Supplied text —

▶

4. Wire React Providers

import { QueryClientProvider } from '@tanstack/react-query';
import {
  TenantProvider,
  IdentityContextProvider,
  PermissionInitializer,
  createQueryClient,
} from '@eminuckan/spine';

const queryClient = createQueryClient();

export function AppProviders({
  children,
  tenant,
  identity,
  accessToken,
}: {
  children: React.ReactNode;
  tenant: { currentTenant: string | null; availableTenants: string[]; memberships: any[] };
  identity: { permissions: string[]; isLoading?: boolean } & Record<string, unknown>;
  accessToken?: string | null;
}) {
  return (
    <QueryClientProvider client={queryClient}>
      <TenantProvider
        initialTenant={tenant.currentTenant}
        initialTenants={tenant.availableTenants}
        initialMemberships={tenant.memberships}
      >
        <IdentityContextProvider
          initialContext={identity}
          accessToken={accessToken}
        >
          <PermissionInitializer
            permissions={identity.permissions as string[]}
            isLoading={Boolean(identity.isLoading)}
          >
            {children}
          </PermissionInitializer>
        </IdentityContextProvider>
      </TenantProvider>
    </QueryClientProvider>
  );
}

5. Configure Conventions Instead of Forking

import { configureAuthClaimMapping, configureRouteProtection } from '@eminuckan/spine/server';
import { configureIdentityStore } from '@eminuckan/spine/identity';
import { configureTenantClient } from '@eminuckan/spine/tenant';

configureAuthClaimMapping({
  tenantIds: ['tenant_ids'],
  tenantRoles: ['tenant_roles'],
  permissions: ['permissions', 'scope'],
  isOnboarded: ['is_onboarded'],
});

configureIdentityStore({
  contextEndpoint: '/api/me/context',
  permissionsEndpoint: '/api/me/permissions',
  logoutPath: '/session/logout',
});

configureTenantClient({
  fetchTenantData: async ({ tenantId }) => {
    const response = await fetch(`/api/workspaces/${tenantId}`);
    const payload = await response.json();
    return {
      id: payload.workspace.id,
      name: payload.workspace.displayName,
    };
  },
});

configureRouteProtection({
  getLoginReturnUrl: ({ request }) => new URL(request.url).pathname,
});

Client contracts are configurable too. Simple apps can use endpoint configuration; apps with workspace/account/customer-specific contracts can provide fetchTenantData, switchTenant, fetchContext, and fetchPermissions functions. API header names are configurable through createAPIConfigFactory.

◀

Given records —
▶

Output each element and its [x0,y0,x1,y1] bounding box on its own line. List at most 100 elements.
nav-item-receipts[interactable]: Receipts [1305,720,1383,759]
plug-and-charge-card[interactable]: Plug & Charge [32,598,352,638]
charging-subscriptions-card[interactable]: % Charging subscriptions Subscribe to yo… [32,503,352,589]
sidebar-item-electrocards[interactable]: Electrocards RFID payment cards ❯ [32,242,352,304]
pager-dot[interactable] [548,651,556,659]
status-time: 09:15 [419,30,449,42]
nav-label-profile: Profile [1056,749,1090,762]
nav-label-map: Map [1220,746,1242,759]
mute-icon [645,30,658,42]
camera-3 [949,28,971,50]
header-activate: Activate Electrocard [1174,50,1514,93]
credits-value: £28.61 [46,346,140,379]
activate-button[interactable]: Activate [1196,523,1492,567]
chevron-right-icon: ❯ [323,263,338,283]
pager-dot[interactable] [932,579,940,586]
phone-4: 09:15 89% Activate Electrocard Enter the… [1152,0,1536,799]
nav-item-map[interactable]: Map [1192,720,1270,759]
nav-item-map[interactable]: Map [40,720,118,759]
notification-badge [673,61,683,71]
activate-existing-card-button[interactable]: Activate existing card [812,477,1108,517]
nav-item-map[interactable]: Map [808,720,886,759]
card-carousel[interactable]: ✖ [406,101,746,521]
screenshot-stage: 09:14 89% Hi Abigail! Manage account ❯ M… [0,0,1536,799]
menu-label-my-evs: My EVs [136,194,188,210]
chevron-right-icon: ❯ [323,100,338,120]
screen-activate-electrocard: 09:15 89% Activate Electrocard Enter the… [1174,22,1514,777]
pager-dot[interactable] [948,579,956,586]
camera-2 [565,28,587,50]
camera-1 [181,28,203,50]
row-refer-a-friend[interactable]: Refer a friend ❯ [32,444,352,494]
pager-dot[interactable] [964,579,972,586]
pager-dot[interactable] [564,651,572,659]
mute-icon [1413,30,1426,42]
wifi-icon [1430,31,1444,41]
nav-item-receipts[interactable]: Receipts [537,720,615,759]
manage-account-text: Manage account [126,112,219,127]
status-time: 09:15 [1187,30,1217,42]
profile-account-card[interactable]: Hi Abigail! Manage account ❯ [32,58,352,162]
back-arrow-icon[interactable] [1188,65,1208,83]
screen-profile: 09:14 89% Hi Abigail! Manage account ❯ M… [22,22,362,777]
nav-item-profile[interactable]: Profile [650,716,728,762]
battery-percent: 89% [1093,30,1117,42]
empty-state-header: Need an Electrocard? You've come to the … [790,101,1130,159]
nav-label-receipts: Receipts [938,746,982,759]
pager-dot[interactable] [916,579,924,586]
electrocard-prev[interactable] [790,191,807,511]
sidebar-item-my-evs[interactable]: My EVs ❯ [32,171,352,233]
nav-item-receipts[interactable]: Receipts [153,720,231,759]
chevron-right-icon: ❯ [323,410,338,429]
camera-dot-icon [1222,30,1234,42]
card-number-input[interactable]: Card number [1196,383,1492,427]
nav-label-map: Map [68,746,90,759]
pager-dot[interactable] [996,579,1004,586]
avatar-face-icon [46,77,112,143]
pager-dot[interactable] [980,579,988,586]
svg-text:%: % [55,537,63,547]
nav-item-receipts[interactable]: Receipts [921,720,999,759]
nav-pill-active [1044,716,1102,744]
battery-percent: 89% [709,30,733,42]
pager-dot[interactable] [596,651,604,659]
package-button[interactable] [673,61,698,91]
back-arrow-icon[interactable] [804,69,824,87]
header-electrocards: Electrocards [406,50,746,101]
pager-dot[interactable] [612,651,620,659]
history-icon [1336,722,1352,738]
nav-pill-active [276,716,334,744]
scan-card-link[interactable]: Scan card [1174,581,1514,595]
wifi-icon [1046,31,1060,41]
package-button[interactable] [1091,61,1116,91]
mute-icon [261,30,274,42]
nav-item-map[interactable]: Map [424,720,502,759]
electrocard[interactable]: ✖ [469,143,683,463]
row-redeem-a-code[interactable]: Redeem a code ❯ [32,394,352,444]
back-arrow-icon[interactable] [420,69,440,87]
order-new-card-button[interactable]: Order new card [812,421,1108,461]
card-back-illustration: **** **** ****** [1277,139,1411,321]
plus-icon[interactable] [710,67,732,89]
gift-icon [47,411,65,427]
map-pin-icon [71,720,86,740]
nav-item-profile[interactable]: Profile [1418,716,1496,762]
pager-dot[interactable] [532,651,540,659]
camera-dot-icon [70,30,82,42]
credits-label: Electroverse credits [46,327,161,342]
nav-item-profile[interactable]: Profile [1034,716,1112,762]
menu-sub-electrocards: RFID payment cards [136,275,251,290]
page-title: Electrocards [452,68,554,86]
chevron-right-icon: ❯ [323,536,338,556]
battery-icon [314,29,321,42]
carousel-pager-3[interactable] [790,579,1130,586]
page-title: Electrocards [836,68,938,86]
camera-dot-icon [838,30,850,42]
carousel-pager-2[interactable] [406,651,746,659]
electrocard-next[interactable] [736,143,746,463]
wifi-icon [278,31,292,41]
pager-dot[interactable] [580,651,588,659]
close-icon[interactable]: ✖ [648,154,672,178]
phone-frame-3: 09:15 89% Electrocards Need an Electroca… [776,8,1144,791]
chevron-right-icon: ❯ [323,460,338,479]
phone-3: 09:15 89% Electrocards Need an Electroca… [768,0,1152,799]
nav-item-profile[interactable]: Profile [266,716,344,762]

◀

Exercise tasks —
#1 According to the Spine setup guide, which function makes API header names configurable?
#2 Write a continuation of the Spine setup guide, starting after its final sentence.

Responses by item number —
#1 API header names are configurable through createAPIConfigFactory.

#2
More adaptation examples live in docs/backend-adaptation.md.

Documentation

Integration docs:

Project docs:

Current Boundaries

Spine already owns the reusable infrastructure for:

  • Session lifecycle
  • OAuth state and token refresh
  • Tenant state and tenant cookie handling
  • Identity cache and permission resolution
  • Permission route protection
  • API client setup

Consuming apps should still own:

  • Product-specific setup pages and redirects
  • Product-specific billing or entitlement policies
  • Permission constants and domain vocabulary
  • Generated API clients
  • UI-specific wrappers and design system components

Roadmap

The active roadmap lives in ROADMAP.md. Current tracks include:

  • First-class Next.js adapter surface
  • Clerk and Supabase integration guidance
  • More adapter authoring tests and examples
  • Cleaner migration from deprecated compatibility aliases
  • Public API stability review before 1.0

Development

pnpm install
pnpm check

Detailed contributor guidance lives in CONTRIBUTING.md.

Versioning

Spine currently uses semver with a 0.x release line. Breaking changes can still happen more frequently than a mature 1.x package, but they should be documented in CHANGELOG.md.